(begin)
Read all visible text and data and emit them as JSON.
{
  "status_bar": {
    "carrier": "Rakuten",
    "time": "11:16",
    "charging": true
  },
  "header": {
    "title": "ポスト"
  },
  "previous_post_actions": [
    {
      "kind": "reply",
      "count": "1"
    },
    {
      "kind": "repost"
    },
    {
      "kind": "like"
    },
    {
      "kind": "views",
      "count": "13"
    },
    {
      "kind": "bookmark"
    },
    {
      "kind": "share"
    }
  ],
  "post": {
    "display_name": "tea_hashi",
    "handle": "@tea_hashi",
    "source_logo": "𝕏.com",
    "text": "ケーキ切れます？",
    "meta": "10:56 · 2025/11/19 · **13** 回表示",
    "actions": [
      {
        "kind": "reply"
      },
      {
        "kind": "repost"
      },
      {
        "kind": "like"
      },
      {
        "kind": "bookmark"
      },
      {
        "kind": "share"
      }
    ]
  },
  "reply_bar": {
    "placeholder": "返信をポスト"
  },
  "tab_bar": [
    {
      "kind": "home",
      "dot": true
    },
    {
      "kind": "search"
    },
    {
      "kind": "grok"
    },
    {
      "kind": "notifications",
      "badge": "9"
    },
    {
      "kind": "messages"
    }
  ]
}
(end)
▸ **PROBLEM REQUIREMENTS**: Make a tally of the lines in this data that include the string "text", and answer with that tally alone.

▸ **THE ANSWER**: 2